[Document page entries with text]
►
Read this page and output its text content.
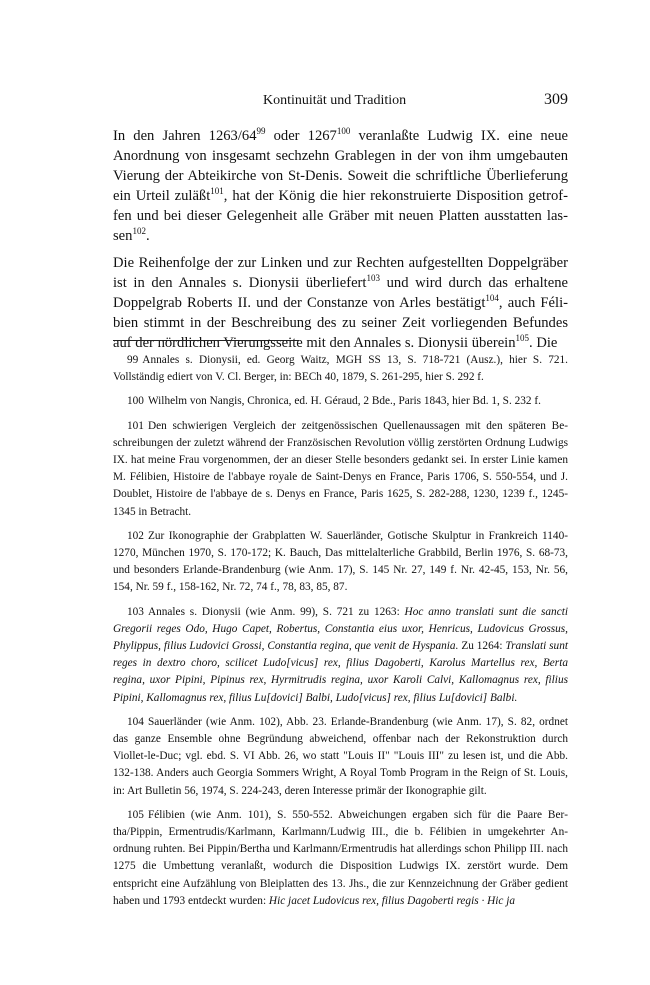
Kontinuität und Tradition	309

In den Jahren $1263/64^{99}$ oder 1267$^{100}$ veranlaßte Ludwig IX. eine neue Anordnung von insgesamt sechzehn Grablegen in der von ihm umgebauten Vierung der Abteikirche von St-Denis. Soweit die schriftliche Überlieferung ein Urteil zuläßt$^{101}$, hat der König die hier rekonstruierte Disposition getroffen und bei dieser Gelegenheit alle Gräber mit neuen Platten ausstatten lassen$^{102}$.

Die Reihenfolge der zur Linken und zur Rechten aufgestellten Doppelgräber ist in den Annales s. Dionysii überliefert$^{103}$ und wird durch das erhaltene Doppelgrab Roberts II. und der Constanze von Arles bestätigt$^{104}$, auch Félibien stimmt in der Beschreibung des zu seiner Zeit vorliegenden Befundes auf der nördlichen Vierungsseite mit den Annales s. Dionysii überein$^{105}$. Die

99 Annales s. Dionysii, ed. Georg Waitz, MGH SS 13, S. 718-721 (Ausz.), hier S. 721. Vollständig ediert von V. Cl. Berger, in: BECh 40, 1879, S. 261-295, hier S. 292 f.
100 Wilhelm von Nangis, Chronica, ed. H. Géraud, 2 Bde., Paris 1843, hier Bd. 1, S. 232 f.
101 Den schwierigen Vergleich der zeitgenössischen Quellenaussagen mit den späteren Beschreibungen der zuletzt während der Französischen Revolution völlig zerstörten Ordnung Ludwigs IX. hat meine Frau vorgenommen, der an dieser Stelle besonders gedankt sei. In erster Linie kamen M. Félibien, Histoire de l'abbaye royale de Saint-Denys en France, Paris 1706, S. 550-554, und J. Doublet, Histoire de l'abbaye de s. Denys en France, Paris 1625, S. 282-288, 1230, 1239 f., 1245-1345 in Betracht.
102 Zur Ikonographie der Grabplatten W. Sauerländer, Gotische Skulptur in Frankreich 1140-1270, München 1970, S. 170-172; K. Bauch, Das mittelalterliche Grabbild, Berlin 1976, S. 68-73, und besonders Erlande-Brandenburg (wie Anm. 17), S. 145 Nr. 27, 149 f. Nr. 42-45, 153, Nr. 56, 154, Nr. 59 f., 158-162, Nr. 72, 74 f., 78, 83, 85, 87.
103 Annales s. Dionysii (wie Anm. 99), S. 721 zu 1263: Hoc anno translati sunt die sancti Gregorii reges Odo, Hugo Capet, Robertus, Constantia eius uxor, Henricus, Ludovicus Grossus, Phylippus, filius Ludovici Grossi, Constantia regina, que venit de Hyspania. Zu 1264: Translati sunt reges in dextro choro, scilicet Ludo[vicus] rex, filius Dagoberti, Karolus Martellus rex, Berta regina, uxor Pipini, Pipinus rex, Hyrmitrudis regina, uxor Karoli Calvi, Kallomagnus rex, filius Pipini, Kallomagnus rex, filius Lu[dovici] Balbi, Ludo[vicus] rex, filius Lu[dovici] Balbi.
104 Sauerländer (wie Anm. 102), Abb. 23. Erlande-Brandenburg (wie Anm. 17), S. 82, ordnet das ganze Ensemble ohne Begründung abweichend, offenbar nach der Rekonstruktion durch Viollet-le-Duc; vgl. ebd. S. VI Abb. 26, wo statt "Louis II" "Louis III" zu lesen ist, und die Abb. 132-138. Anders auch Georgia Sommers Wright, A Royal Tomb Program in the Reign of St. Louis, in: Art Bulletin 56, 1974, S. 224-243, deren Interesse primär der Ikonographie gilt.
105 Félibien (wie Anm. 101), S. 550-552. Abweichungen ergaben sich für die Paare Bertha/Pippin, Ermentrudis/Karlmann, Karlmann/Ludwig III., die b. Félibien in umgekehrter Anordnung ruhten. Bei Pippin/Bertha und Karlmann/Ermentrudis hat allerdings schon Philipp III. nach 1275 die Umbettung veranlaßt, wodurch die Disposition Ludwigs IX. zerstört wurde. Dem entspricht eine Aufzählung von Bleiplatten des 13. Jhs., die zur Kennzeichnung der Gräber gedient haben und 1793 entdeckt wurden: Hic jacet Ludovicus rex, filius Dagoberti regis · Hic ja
◄
_WHAT YOU ARE ASKED TO DO_:
From the entries above, extract each line containing "Annales".

_RESULT OF THE EXERCISE_:
Die Reihenfolge der zur Linken und zur Rechten aufgestellten Doppelgräber ist in den Annales s. Dionysii überliefert$^{103}$ und wird durch das erhaltene Doppelgrab Roberts II. und der Constanze von Arles bestätigt$^{104}$, auch Félibien stimmt in der Beschreibung des zu seiner Zeit vorliegenden Befundes auf der nördlichen Vierungsseite mit den Annales s. Dionysii überein$^{105}$. Die
99 Annales s. Dionysii, ed. Georg Waitz, MGH SS 13, S. 718-721 (Ausz.), hier S. 721. Vollständig ediert von V. Cl. Berger, in: BECh 40, 1879, S. 261-295, hier S. 292 f.
103 Annales s. Dionysii (wie Anm. 99), S. 721 zu 1263: Hoc anno translati sunt die sancti Gregorii reges Odo, Hugo Capet, Robertus, Constantia eius uxor, Henricus, Ludovicus Grossus, Phylippus, filius Ludovici Grossi, Constantia regina, que venit de Hyspania. Zu 1264: Translati sunt reges in dextro choro, scilicet Ludo[vicus] rex, filius Dagoberti, Karolus Martellus rex, Berta regina, uxor Pipini, Pipinus rex, Hyrmitrudis regina, uxor Karoli Calvi, Kallomagnus rex, filius Pipini, Kallomagnus rex, filius Lu[dovici] Balbi, Ludo[vicus] rex, filius Lu[dovici] Balbi.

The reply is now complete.